- [Data supplied]:
**********
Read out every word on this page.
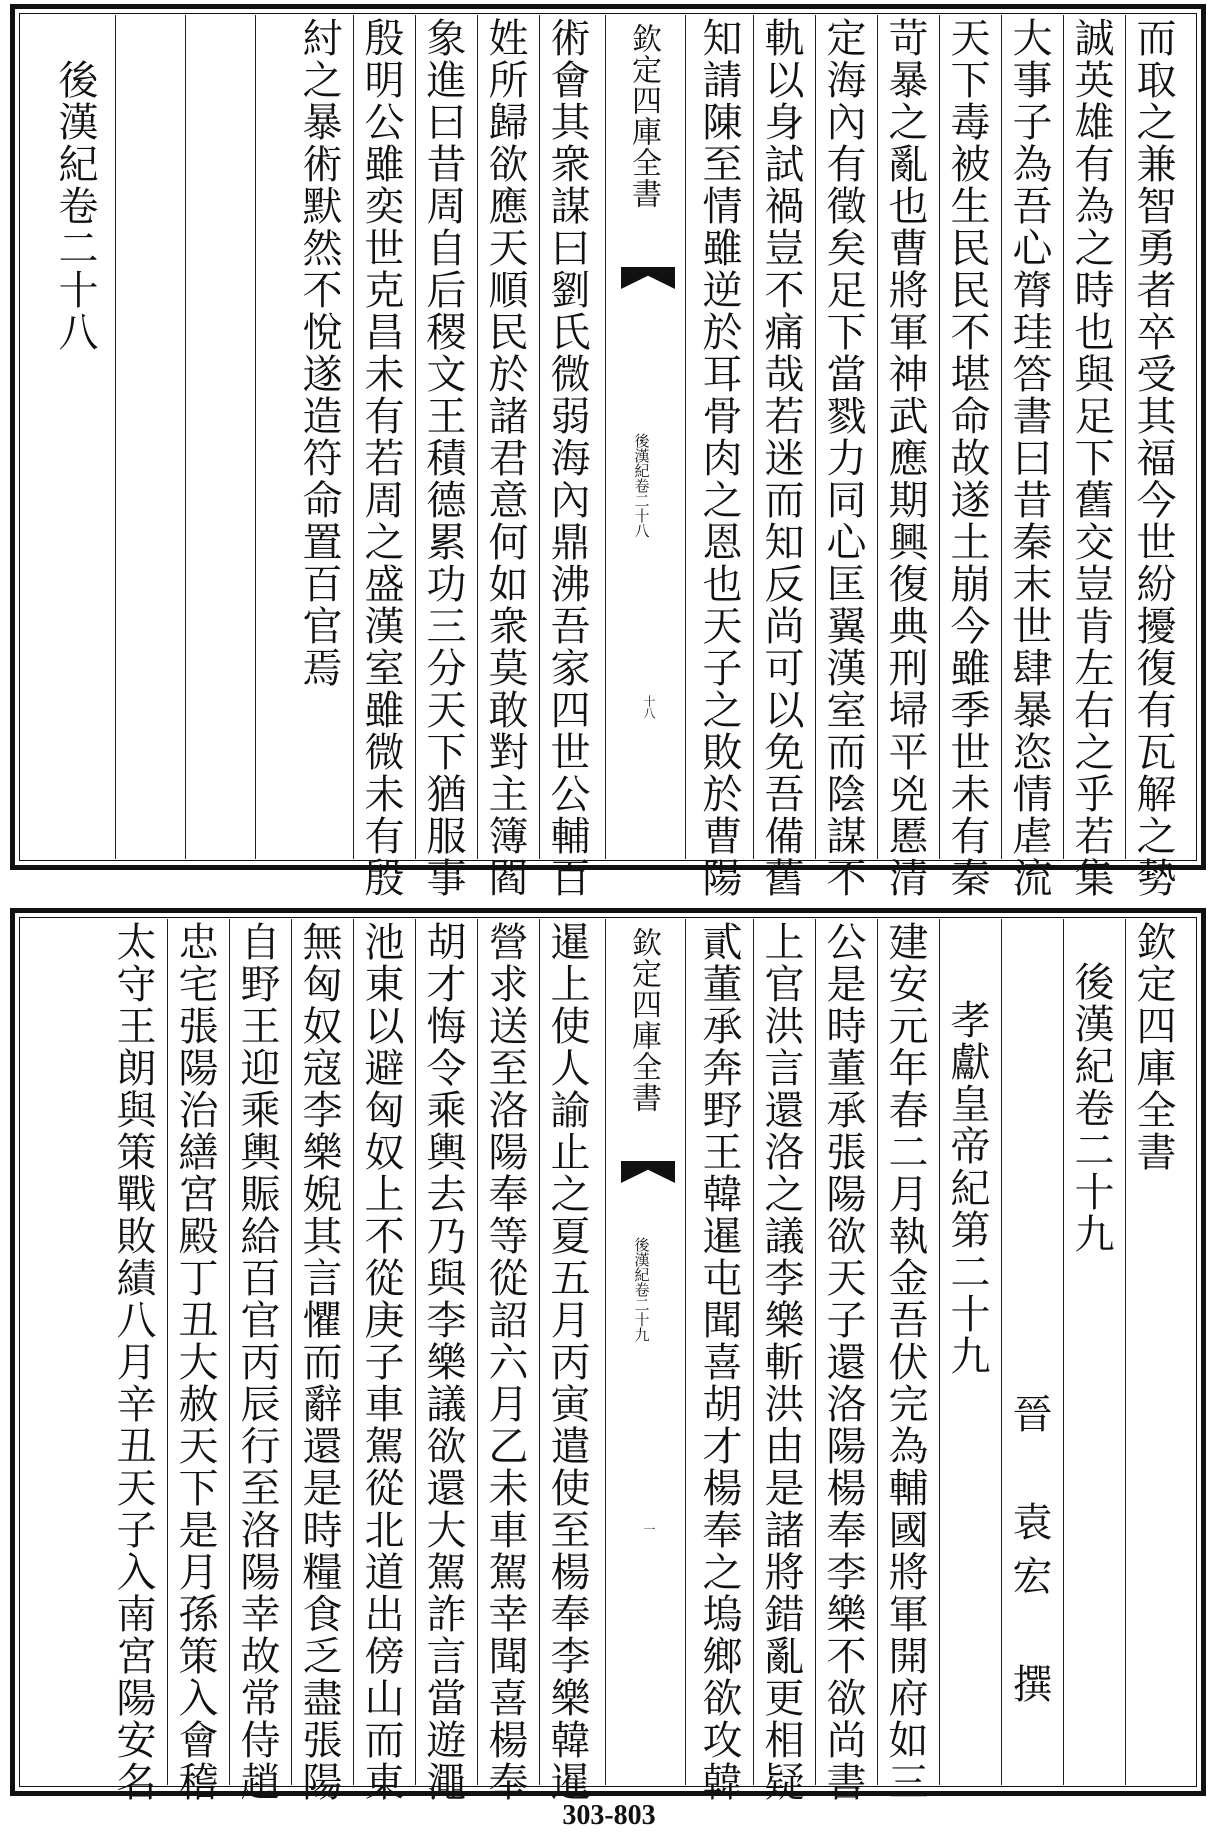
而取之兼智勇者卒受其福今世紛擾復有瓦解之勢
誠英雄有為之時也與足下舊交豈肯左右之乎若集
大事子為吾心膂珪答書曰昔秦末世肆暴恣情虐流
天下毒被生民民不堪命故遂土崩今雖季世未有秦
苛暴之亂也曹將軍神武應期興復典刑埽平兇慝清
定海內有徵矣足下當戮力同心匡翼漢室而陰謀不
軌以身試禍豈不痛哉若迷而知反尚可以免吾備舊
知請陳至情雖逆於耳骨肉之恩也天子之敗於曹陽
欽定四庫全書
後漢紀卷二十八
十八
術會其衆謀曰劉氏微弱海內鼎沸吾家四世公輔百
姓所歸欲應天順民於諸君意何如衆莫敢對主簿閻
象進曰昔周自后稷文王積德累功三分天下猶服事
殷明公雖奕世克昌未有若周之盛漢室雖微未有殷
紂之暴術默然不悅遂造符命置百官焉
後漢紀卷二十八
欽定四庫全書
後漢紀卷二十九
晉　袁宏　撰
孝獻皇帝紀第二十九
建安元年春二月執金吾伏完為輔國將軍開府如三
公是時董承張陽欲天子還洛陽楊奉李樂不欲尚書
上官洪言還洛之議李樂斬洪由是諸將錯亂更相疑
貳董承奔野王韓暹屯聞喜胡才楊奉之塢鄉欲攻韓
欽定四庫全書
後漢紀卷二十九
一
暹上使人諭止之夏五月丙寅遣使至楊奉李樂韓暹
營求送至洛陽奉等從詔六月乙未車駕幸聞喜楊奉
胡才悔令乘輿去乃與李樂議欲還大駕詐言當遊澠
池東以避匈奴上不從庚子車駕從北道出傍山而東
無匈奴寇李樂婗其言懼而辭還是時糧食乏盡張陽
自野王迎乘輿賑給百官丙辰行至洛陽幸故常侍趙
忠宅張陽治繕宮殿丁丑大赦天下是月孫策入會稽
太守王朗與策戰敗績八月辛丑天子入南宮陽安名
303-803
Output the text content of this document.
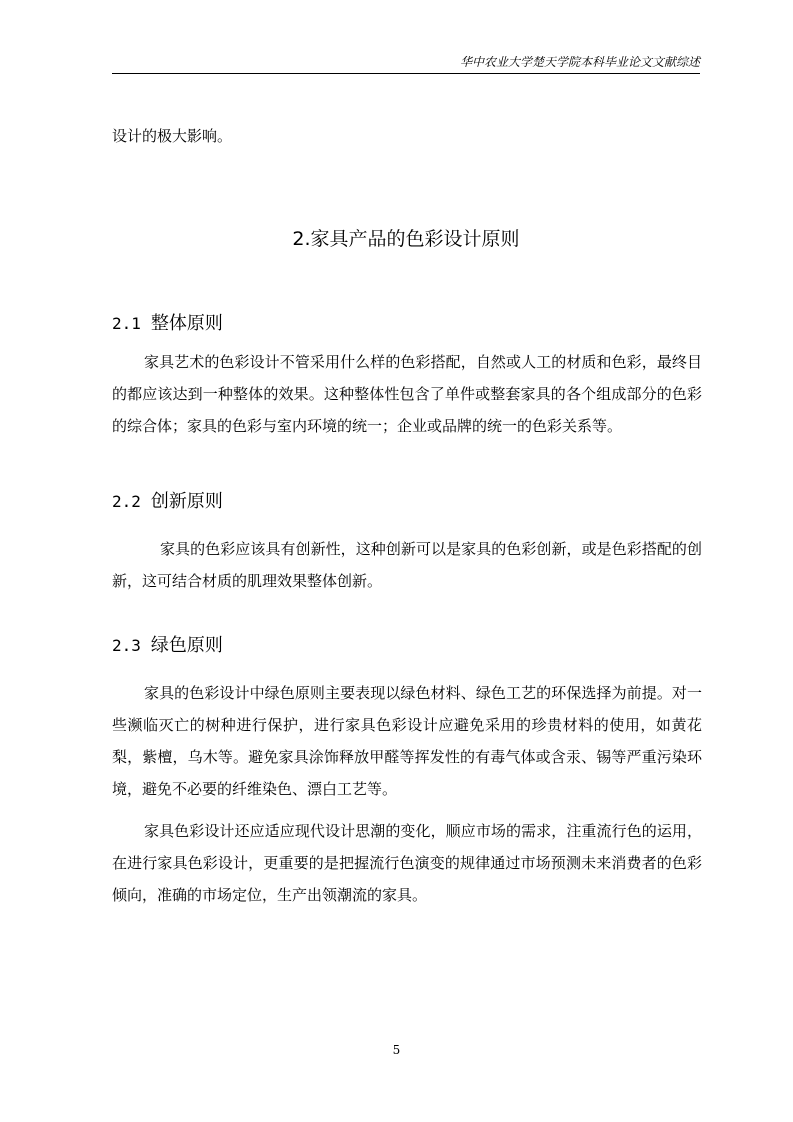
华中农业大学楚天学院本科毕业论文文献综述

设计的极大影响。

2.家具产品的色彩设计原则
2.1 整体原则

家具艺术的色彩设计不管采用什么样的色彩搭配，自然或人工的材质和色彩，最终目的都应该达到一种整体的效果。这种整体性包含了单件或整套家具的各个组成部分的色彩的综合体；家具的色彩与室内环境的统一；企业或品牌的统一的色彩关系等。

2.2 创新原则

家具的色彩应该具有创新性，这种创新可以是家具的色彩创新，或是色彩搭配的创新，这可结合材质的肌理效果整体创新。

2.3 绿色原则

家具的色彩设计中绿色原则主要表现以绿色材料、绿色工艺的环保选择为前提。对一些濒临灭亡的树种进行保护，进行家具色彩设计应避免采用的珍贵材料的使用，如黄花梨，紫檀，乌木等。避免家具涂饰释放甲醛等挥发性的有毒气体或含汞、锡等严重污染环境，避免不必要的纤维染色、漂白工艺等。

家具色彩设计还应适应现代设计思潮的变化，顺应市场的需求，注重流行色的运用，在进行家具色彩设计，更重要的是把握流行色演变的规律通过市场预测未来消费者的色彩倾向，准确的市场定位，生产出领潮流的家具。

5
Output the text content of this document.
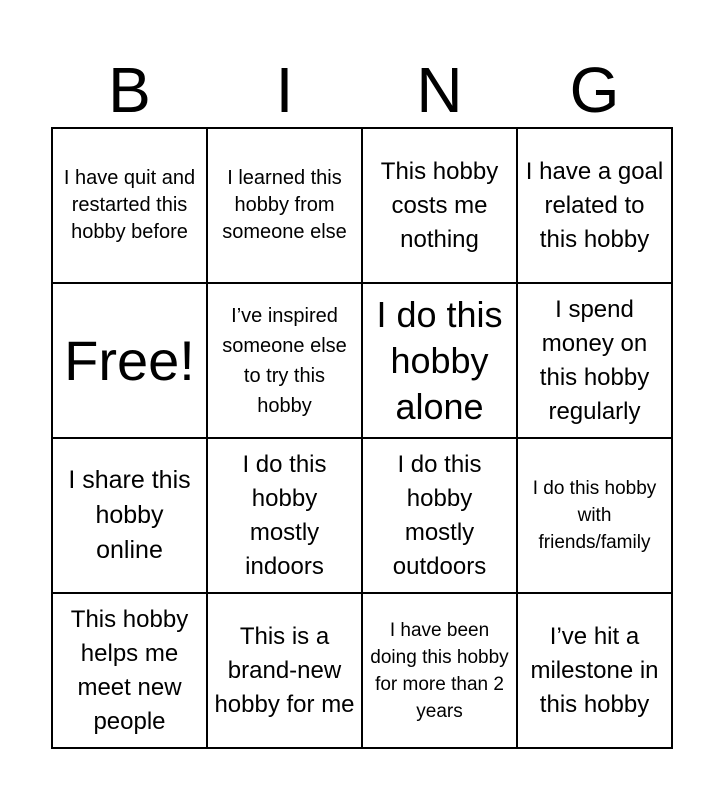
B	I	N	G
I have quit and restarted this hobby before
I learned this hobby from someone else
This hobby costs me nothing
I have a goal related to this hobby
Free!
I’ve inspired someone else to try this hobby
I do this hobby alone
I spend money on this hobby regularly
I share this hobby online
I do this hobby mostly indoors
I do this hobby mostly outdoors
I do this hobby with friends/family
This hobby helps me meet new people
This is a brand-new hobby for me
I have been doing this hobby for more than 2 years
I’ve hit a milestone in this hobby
**********
Work out how many lines in the entries hold the string "else". Your answer should consist solely of that number.

- [Task result]: 2